▶ [ACTIONS TO TAKE]:
a) Edit the commentary on Navalny's release, starting at "Alexei Navalny with" and ending at "or legal history.". Reproduce that stretch with "lawyers" replaced by "attorneys".
b) Pick up the commentary on the release of Navalny and Ofitserov where it stops, and carry it forward.

--- SELECTED EXCERPT ---

20 years under Putin: a timeline

On July 18, the defendants in the “Kirov Forest case,” Moscow mayoral candidate Alexei Navalny and entrepreneur Petr Ofitserov, were arrested in the courtroom after the guilty verdict was announced. Yet the following day both were released, pending appeal. IMR Advisor Ekaterina Mishina, a prominent Russian legal expert, discusses the unprecedented decision.


“Now, all of you here are currency dealers, so I address you as experts: is that conceivable?” “We are not currency dealers,” various offended voices came from the theatre, “but, no, it’s not conceivable!”
Mikhail Bulgakov, The Master and Margarita


Alexei Navalny with his wife Yulia after his release on July 19.


We are not currency dealers—we are lawyers, which is probably worse. Since we are, unlike currency dealers, encumbered with a legal education, Alexei Navalny and Petr Ofitserov’s release from custody one day after a guilty verdict was returned against them should not be that surprising to us. Still, it is difficult to understand what is going on, since nothing similar has ever happened before in either legislative or legal history.

--- DATA SECTION ---

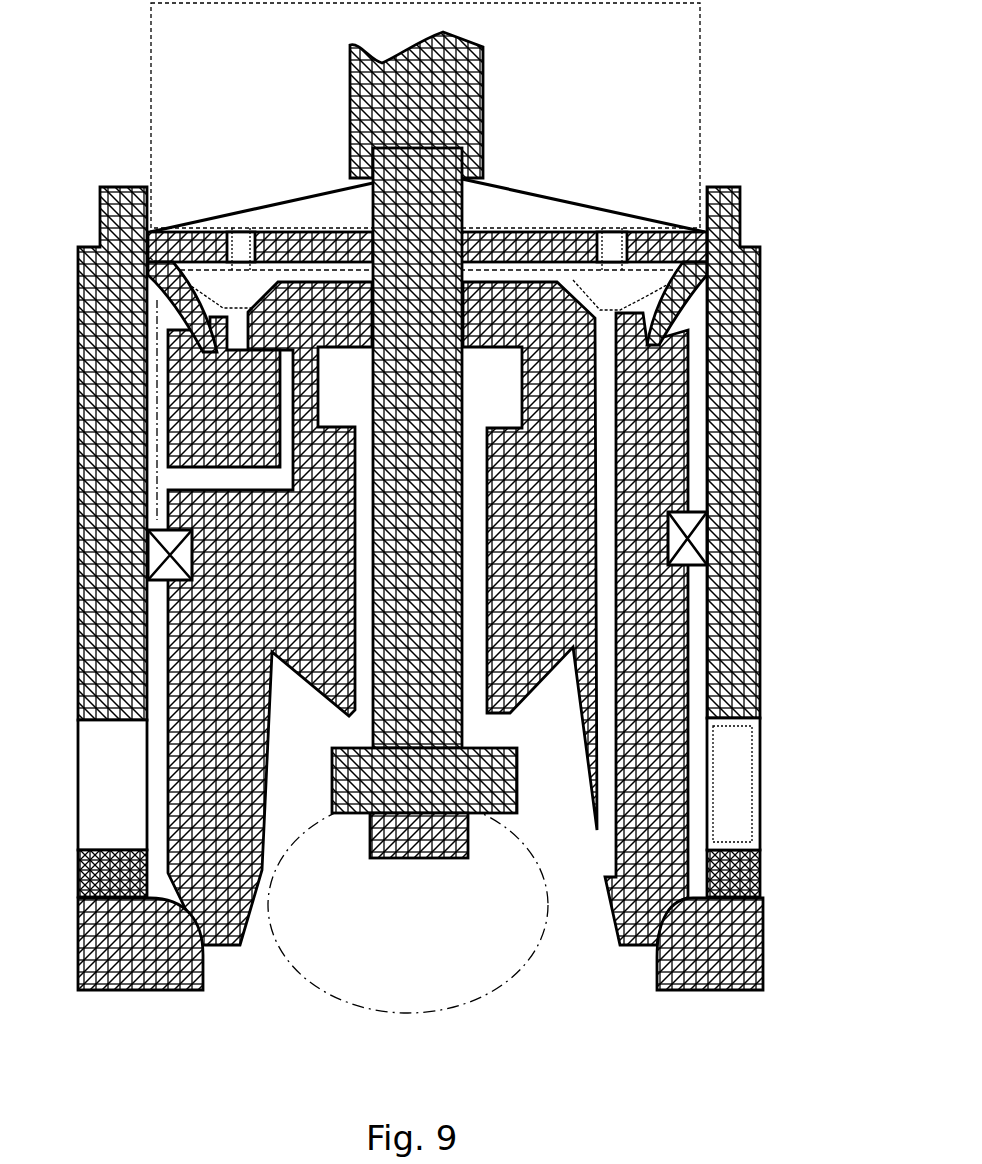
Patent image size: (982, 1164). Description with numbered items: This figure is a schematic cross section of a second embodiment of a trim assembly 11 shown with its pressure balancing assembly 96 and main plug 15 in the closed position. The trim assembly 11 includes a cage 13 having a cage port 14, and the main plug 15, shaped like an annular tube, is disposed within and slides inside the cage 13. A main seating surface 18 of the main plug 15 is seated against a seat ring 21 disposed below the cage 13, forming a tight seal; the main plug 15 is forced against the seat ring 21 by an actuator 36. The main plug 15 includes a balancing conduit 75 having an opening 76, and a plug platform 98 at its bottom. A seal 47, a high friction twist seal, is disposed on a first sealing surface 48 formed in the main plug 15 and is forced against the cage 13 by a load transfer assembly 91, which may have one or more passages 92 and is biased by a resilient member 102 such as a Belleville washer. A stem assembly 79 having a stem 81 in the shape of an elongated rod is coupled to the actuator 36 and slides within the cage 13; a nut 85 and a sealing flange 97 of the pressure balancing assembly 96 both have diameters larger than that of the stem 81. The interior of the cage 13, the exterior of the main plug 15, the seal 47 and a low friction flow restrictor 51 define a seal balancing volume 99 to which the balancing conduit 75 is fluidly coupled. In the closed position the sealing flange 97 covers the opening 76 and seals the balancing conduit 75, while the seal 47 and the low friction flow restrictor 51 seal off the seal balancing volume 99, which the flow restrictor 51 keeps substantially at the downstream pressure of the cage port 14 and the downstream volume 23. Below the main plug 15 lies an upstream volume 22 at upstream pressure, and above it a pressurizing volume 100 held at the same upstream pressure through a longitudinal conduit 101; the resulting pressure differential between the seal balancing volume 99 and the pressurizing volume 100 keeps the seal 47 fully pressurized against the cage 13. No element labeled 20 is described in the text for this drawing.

The pressurizing volume 100 is at (150, 62).
The trim assembly 11 is at (441, 183).
The actuator 36 is at (470, 128).
The stem 81 is at (370, 210).
The stem assembly 79 is at (492, 198).
The seal 47 is at (233, 230).
The resilient member 102 is at (560, 230).
The passages 92 is at (608, 228).
The load transfer assembly 91 is at (441, 207).
The sealing flange 97 is at (602, 308).
The first sealing surface 48 is at (232, 305).
The cage 13 is at (456, 605).
The opening 76 is at (280, 372).
The seal balancing volume 99 is at (156, 440).
The balancing conduit 75 is at (172, 482).
The pressure balancing assembly 96 is at (471, 388).
The low friction flow restrictor 51 is at (695, 543).
The piston 20 is at (501, 613).
The cage port 14 is at (771, 784).
The downstream volume 23 is at (763, 812).
The plug platform 98 is at (348, 720).
The longitudinal conduit 101 is at (600, 780).
The nut 85 is at (362, 820).
The main plug 15 is at (615, 910).
The upstream volume 22 is at (340, 998).
The main seating surface 18 is at (708, 990).
The seat ring 21 is at (720, 990).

---

▶ [RESPONSES TO THE EXERCISE]:
a)
Alexei Navalny with his wife Yulia after his release on July 19.


We are not currency dealers—we are attorneys, which is probably worse. Since we are, unlike currency dealers, encumbered with a legal education, Alexei Navalny and Petr Ofitserov’s release from custody one day after a guilty verdict was returned against them should not be that surprising to us. Still, it is difficult to understand what is going on, since nothing similar has ever happened before in either legislative or legal history.

b)
Or has it? A series of events in some ways similar to these did happen in the Soviet Union more than 40 years ago. The famous Russian lawyer Lev Simkin colorfully described the episode in his book Socialism with a Legal Face and wrote about it again on his Facebook page after Navalny and Ofitserov were released. His post is worth reprinting: “On the eve of the new year of 1971, in Leningrad, the court pronounced its sentence in the case of the samoletchiks—Jewish refuseniks (individuals who were denied permission to emigrate abroad), unsuccessful hijackers of a civilian aircraft that they wanted to use to escape to Israel. The great lawyer Semyon Aria, who was defending one of them, later remembered that when he was about to leave for Moscow after the trial, he got a call from the Leningrad District Court and was asked to immediately lodge an appeal. Such a thing had never happened before—that judges were asking lawyers to appeal against their own verdict, and the sooner the better. Four days (!) later, on December 28, 1970, the Supreme Court of the Russian Soviet Federative Socialist Republic considered the appeal, which resulted in the court replacing the death sentence with 15 years of incarceration. As it later became known, the reason for such haste was then–US President Nixon’s call to Brezhnev asking him ‘not to spoil Christmas for the Americans.’”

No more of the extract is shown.